▶ _Exercise requirements_:
Write out the entries below in full, exactly as given.

(Stored data entries)
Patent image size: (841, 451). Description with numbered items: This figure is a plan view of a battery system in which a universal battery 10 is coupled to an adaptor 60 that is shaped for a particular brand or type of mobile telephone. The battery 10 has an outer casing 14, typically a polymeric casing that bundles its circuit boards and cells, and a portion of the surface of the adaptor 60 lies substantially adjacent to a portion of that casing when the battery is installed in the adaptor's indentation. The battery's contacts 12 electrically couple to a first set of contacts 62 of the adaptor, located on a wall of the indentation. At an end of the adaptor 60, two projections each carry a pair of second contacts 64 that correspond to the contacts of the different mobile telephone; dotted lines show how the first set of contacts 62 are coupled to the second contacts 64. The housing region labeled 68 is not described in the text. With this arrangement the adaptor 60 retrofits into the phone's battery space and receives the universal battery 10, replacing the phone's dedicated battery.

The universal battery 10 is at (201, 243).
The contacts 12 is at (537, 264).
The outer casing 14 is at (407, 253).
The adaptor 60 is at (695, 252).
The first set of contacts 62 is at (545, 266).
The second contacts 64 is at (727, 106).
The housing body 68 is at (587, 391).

▶ _Finished task_:
Patent image size: (841, 451). Description with numbered items: This figure is a plan view of a battery system in which a universal battery 10 is coupled to an adaptor 60 that is shaped for a particular brand or type of mobile telephone. The battery 10 has an outer casing 14, typically a polymeric casing that bundles its circuit boards and cells, and a portion of the surface of the adaptor 60 lies substantially adjacent to a portion of that casing when the battery is installed in the adaptor's indentation. The battery's contacts 12 electrically couple to a first set of contacts 62 of the adaptor, located on a wall of the indentation. At an end of the adaptor 60, two projections each carry a pair of second contacts 64 that correspond to the contacts of the different mobile telephone; dotted lines show how the first set of contacts 62 are coupled to the second contacts 64. The housing region labeled 68 is not described in the text. With this arrangement the adaptor 60 retrofits into the phone's battery space and receives the universal battery 10, replacing the phone's dedicated battery.

The universal battery 10 is at (201, 243).
The contacts 12 is at (537, 264).
The outer casing 14 is at (407, 253).
The adaptor 60 is at (695, 252).
The first set of contacts 62 is at (545, 266).
The second contacts 64 is at (727, 106).
The housing body 68 is at (587, 391).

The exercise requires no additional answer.